> _Consigne A_: Dans le texte source sur le plan australien de sortie de crise, relevez les verbes qui résument la première phase de ce plan.
> _Consigne B_: Recopiez le passage du texte source qui commence par « La deuxième phase » et se termine par « de même nécessaire. ».

> _Texte source_:
____________
Le premier a été mentionné par le Premier ministre Scott Morrison il y a deux semaines, lors d’une conférence de presse après la réunion du Cabinet national. Répondant aux journalistes sur des questions relatives aux stocks limités de vaccins Pfizer-BioNTech obtenus par le gouvernement, le Premier ministre a suggéré aux jeunes Australiens de demander le vaccin AstraZeneca s’ils le désiraient. Or, depuis les premiers cas de thromboses à travers le monde, ce vaccin n’a été recommandé médicalement en Australie que pour les plus de 60 ans.
Cette proposition à contre-courant a été très mal reçue par le public australien, déjà confus et hésitant face au programme de vaccination national. Pendant une semaine, M. Morrison a été la cible d’attaques politiques de tout bord, provenant aussi bien du camp travailliste que du sien.
En conséquence, le Premier ministre s’est présenté de nouveau au public la semaine dernière, avec cette fois, un plan de sortie de crise à quatre phases. D’après lui, l’objectif de ce nouveau plan est d’établir une feuille de route afin d’éviter les confinements et permettre la réouverture graduelle des frontières internationales.
La première phase de ce plan est celle dans laquelle l’Australie se trouve depuis janvier/ février de cette année. Elle consiste à « vacciner, préparer et piloter ». D’une part, cette phase implique la mise en œuvre du plan national de vaccination offrant à chaque Australien la possibilité de se faire vacciner dès que possible. D’autre part, elle offre au gouvernement une certaine largesse pour pouvoir expérimenter de nouvelles idées, par exemple la quarantaine à domicile – plutôt que dans des complexes spécialisés – pour les voyageurs vaccinés. Dans cette phase, les confinements ne s’appliqueront qu’en cas de dernière nécessité.
La deuxième phase est celle de post-vaccination. D’après le gouvernement, elle pourrait avoir lieu au second semestre de l’année 2022. Le pays ne pourra rentrer dans cette phase qu’à partir du moment où la majorité de sa population sera vaccinée. Plus de voyageurs internationaux seraient autorisés à rentrer sur le territoire, à condition qu’ils soient vaccinés. Une semaine de quarantaine, à la place de deux, sera tout de même nécessaire.
____________
> _Données enregistrées_:
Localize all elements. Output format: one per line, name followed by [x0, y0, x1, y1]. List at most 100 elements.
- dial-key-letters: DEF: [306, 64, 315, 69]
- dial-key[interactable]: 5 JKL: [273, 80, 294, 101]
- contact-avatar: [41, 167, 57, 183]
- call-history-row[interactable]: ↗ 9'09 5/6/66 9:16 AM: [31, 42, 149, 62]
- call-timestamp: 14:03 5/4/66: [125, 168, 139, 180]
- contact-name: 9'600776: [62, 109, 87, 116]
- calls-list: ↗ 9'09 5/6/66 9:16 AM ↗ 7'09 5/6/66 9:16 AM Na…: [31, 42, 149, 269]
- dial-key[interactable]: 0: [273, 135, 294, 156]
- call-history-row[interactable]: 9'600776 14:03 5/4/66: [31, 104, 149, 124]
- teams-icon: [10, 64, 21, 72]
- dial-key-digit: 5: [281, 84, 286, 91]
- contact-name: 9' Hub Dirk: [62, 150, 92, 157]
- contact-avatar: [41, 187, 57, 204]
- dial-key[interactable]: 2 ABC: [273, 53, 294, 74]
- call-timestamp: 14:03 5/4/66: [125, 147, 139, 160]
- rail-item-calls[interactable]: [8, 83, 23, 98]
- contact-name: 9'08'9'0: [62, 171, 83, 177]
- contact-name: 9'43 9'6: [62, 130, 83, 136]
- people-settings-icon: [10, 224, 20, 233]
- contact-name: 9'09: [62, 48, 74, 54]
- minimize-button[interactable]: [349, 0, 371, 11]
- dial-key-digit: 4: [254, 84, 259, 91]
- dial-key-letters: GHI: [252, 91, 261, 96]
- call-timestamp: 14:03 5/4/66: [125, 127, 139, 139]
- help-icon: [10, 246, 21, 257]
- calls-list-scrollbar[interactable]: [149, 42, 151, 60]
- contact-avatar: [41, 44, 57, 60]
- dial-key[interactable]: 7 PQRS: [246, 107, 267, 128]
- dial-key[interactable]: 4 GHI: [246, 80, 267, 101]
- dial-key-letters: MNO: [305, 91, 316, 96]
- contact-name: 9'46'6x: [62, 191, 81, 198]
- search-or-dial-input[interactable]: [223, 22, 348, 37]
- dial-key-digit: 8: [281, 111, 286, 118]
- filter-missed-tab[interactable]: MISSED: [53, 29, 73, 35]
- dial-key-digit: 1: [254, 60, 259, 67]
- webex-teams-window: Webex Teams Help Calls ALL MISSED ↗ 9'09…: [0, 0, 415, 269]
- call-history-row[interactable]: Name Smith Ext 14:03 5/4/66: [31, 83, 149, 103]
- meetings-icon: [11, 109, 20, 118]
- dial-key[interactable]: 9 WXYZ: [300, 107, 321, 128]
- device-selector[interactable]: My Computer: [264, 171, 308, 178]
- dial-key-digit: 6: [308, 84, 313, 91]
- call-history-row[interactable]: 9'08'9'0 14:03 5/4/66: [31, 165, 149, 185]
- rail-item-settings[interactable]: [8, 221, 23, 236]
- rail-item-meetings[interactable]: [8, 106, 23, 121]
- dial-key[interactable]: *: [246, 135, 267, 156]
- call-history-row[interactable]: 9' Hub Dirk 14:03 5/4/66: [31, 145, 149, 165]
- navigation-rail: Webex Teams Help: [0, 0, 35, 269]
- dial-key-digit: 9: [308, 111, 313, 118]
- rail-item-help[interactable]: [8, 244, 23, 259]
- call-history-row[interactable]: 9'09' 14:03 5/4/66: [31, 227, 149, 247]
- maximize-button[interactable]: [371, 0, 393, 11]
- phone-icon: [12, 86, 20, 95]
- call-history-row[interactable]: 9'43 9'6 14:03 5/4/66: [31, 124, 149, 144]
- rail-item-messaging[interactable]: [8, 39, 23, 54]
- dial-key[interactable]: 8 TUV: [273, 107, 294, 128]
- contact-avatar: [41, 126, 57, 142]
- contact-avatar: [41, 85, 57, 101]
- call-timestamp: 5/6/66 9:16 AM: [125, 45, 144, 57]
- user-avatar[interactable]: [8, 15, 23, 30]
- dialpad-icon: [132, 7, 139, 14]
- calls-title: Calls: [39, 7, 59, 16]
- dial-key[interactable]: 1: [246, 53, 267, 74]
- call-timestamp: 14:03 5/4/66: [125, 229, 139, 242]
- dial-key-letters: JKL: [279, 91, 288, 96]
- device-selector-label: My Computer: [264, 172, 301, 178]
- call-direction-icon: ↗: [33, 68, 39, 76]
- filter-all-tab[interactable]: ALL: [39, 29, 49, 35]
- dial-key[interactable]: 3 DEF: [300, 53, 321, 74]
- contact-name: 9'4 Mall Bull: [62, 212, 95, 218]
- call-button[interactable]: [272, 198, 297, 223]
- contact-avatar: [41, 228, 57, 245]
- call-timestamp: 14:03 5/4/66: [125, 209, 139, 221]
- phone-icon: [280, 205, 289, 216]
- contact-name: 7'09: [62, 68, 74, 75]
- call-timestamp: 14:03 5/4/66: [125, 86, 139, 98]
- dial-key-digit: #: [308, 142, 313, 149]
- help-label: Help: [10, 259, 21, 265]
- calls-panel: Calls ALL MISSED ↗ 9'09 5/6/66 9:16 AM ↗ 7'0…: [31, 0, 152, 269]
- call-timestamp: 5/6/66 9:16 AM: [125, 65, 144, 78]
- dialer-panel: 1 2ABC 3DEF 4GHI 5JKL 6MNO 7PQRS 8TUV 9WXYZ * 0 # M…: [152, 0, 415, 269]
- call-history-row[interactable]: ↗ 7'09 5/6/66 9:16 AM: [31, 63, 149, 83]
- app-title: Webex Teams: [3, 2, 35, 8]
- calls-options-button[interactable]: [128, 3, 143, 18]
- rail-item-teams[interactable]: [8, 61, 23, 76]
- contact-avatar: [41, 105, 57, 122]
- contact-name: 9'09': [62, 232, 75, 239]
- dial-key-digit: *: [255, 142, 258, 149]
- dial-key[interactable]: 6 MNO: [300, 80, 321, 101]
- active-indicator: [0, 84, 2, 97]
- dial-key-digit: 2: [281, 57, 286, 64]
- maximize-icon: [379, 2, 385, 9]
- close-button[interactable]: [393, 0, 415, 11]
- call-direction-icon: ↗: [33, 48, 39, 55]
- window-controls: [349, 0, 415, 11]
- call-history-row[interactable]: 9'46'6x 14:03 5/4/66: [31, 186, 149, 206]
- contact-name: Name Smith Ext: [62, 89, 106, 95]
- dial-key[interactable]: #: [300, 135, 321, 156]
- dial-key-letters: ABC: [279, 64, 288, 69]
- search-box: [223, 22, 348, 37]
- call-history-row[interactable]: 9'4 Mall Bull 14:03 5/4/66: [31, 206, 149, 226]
____________
> _Corrigé A_: vacciner, préparer, piloter

> _Corrigé B_:
La deuxième phase est celle de post-vaccination. D’après le gouvernement, elle pourrait avoir lieu au second semestre de l’année 2022. Le pays ne pourra rentrer dans cette phase qu’à partir du moment où la majorité de sa population sera vaccinée. Plus de voyageurs internationaux seraient autorisés à rentrer sur le territoire, à condition qu’ils soient vaccinés. Une semaine de quarantaine, à la place de deux, sera tout de même nécessaire.